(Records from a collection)

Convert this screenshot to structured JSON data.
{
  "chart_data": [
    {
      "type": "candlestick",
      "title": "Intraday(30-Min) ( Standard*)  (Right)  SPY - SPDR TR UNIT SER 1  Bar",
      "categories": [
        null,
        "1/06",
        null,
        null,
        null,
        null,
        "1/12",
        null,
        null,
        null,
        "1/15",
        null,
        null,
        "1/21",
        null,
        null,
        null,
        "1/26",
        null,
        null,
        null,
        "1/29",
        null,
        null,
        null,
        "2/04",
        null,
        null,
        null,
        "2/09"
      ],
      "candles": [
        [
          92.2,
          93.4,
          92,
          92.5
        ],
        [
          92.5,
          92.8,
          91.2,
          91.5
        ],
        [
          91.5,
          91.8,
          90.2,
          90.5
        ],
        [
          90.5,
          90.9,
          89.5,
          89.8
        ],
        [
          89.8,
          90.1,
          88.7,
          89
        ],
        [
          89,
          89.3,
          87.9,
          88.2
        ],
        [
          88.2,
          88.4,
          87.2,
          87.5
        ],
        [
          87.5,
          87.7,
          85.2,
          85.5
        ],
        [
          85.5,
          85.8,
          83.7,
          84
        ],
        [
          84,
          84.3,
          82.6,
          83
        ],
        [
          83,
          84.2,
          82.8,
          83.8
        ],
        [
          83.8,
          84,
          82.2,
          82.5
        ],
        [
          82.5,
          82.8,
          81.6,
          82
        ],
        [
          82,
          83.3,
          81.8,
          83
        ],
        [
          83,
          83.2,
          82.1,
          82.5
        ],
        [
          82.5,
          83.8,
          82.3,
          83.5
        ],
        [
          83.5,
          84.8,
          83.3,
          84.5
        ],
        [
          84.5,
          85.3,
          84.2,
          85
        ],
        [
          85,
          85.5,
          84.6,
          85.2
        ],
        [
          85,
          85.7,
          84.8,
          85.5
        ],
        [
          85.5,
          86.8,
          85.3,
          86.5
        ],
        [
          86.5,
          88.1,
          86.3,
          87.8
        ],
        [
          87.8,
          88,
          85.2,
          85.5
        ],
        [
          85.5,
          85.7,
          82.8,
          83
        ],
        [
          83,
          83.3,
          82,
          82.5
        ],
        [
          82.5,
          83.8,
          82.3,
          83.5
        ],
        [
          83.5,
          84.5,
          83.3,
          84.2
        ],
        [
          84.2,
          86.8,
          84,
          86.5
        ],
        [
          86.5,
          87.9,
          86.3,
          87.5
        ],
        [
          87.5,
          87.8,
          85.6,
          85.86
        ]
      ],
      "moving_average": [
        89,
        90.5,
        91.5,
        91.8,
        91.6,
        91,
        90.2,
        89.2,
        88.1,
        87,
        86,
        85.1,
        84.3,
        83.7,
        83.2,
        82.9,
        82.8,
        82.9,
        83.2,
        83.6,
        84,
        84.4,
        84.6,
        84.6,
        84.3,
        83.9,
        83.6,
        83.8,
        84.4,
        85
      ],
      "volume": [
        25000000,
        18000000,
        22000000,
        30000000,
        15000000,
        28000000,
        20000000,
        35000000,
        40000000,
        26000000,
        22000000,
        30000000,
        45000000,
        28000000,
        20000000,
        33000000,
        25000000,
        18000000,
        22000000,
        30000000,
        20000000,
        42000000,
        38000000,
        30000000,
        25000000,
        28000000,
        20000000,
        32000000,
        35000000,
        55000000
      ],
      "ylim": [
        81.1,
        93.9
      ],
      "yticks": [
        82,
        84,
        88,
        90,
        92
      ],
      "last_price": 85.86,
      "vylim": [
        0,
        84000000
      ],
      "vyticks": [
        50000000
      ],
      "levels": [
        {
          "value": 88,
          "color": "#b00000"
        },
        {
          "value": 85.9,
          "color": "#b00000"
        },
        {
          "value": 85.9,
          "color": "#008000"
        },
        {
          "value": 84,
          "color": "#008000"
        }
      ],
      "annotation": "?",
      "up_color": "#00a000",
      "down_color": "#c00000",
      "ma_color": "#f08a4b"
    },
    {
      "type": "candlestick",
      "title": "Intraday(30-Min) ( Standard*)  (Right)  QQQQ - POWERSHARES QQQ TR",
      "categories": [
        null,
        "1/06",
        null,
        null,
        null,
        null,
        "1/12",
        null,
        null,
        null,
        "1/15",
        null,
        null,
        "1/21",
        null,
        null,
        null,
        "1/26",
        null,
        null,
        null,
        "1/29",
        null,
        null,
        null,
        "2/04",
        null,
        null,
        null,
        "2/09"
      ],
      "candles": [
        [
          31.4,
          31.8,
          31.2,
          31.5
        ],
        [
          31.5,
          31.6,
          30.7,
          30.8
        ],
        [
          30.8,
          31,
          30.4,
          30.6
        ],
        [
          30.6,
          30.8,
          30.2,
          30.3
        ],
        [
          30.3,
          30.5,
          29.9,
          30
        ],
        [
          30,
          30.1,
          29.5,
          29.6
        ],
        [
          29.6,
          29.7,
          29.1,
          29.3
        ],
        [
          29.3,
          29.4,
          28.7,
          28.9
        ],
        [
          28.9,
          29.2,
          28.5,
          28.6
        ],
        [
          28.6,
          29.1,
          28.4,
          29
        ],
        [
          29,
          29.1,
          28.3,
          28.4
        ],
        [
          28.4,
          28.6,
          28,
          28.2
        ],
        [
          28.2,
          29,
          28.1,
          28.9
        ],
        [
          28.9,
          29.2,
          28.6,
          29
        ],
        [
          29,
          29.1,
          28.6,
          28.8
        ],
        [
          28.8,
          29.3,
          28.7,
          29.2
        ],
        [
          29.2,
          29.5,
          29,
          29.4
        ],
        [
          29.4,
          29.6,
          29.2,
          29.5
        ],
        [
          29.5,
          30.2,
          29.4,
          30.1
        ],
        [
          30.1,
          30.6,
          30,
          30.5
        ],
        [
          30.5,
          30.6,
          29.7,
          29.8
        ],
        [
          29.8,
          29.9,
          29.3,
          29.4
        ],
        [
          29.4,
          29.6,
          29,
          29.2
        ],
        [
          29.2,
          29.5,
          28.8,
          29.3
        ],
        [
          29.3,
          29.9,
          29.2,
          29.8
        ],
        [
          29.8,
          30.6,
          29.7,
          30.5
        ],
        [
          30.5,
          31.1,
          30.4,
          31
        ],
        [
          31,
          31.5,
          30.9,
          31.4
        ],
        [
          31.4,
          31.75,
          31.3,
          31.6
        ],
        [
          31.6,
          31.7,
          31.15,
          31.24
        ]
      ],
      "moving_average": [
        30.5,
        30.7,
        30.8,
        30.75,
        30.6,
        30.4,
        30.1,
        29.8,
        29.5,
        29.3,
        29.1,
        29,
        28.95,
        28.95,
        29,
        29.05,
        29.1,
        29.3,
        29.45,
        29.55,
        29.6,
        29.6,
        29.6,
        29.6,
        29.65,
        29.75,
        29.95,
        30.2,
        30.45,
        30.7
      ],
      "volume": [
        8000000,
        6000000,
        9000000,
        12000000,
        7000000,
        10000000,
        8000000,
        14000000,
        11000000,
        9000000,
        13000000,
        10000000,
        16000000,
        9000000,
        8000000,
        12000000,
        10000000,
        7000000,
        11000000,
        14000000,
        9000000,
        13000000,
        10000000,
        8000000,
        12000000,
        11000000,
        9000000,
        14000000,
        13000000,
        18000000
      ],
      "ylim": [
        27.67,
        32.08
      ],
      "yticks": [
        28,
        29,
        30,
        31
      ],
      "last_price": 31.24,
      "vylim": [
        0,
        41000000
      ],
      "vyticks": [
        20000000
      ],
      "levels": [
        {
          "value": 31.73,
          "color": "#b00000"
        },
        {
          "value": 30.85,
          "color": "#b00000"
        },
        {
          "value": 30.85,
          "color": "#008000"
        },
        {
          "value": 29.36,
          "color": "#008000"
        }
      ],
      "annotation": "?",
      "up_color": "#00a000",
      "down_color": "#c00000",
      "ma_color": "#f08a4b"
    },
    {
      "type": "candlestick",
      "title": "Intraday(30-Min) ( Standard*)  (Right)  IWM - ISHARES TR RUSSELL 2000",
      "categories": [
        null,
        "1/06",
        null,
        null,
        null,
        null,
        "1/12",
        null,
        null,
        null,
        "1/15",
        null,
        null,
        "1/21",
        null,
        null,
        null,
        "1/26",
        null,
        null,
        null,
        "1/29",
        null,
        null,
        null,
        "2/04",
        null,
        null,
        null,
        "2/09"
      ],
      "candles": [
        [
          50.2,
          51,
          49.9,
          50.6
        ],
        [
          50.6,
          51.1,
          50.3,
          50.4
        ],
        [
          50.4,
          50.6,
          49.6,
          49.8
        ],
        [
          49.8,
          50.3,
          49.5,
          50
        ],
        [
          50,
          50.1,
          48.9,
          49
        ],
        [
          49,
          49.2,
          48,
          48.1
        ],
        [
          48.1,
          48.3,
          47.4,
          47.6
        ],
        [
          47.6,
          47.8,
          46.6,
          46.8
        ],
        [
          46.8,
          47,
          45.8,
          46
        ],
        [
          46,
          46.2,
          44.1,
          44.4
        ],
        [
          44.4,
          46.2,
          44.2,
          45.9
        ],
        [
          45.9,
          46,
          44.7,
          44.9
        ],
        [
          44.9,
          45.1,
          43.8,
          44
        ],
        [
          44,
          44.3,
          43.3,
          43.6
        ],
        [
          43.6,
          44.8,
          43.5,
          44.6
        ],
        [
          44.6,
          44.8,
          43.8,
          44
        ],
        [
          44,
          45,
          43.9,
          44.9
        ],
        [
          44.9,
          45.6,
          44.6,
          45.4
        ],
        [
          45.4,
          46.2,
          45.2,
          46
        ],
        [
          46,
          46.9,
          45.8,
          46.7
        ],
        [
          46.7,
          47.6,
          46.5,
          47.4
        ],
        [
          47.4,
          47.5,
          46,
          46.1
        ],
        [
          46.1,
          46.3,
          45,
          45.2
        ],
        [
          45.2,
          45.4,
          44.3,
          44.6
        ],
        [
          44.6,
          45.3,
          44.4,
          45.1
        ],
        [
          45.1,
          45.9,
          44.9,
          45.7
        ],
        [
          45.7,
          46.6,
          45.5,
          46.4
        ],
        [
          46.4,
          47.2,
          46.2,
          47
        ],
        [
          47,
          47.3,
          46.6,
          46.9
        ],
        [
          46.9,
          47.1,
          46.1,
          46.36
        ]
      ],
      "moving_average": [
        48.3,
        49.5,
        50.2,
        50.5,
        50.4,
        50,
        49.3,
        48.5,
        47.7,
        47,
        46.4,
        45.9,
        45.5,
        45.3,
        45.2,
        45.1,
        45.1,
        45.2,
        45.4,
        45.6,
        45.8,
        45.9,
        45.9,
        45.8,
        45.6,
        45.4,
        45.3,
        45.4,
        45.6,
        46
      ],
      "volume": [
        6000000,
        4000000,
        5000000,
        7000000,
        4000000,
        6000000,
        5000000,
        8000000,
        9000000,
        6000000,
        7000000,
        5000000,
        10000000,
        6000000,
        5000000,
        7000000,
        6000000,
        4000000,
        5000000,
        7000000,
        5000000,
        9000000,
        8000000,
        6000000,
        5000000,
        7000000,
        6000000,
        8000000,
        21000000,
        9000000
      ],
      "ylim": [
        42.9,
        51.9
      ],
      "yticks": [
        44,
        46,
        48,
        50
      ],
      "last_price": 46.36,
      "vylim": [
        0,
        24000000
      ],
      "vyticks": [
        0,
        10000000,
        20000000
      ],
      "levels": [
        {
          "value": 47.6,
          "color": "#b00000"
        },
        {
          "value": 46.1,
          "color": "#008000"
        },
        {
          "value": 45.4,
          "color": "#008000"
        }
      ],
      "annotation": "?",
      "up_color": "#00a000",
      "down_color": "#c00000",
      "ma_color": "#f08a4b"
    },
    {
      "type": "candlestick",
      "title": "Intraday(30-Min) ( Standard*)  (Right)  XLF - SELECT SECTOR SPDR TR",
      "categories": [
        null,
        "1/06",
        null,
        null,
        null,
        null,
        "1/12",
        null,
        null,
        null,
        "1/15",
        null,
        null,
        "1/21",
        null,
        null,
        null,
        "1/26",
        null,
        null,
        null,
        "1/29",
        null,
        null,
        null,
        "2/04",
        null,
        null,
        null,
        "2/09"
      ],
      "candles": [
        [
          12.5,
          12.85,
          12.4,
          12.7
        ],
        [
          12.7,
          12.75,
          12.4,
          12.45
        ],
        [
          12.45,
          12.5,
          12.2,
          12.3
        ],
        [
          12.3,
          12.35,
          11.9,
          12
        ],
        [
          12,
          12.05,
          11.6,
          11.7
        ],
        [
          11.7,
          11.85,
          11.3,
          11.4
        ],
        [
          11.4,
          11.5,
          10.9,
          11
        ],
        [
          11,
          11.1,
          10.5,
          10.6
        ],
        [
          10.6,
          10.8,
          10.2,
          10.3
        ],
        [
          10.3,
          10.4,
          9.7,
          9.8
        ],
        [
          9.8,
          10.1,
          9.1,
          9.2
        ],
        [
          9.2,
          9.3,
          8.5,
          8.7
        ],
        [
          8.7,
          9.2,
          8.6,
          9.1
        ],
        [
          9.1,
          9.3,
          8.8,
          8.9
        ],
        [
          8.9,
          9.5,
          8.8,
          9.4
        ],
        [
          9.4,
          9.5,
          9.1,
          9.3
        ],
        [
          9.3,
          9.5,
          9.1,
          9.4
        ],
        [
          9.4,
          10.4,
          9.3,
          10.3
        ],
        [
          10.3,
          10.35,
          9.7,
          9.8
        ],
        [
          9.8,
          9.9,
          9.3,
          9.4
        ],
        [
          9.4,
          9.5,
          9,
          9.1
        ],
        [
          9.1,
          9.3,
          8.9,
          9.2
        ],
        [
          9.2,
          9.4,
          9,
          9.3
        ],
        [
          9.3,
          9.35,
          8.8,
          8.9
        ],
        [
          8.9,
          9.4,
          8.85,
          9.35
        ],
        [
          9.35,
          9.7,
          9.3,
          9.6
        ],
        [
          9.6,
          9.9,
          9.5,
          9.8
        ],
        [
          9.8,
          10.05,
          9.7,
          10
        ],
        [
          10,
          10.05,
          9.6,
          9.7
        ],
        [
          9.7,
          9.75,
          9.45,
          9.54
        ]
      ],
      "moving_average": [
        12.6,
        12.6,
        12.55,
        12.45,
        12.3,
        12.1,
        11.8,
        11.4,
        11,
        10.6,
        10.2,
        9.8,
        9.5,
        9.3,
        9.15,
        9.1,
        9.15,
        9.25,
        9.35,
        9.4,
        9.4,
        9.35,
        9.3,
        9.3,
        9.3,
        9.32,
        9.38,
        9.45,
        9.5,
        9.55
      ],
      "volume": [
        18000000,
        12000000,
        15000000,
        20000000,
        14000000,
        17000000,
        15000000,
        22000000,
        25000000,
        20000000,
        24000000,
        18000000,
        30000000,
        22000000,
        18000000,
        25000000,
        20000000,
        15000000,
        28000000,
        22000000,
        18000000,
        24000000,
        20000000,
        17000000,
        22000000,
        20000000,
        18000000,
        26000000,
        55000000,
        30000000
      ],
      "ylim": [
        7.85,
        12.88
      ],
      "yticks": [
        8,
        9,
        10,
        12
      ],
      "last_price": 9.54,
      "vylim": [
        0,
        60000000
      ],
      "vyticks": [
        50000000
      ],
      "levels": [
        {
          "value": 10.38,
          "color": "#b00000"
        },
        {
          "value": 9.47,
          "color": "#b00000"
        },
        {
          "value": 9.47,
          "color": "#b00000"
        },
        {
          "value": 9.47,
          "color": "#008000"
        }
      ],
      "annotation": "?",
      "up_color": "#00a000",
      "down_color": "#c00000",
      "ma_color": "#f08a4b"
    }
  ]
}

# Given request
Copy every line of the records above that holds the word "Standard".

# Answer for this exercise
      "title": "Intraday(30-Min) ( Standard*)  (Right)  SPY - SPDR TR UNIT SER 1  Bar",
      "title": "Intraday(30-Min) ( Standard*)  (Right)  QQQQ - POWERSHARES QQQ TR",
      "title": "Intraday(30-Min) ( Standard*)  (Right)  IWM - ISHARES TR RUSSELL 2000",
      "title": "Intraday(30-Min) ( Standard*)  (Right)  XLF - SELECT SECTOR SPDR TR",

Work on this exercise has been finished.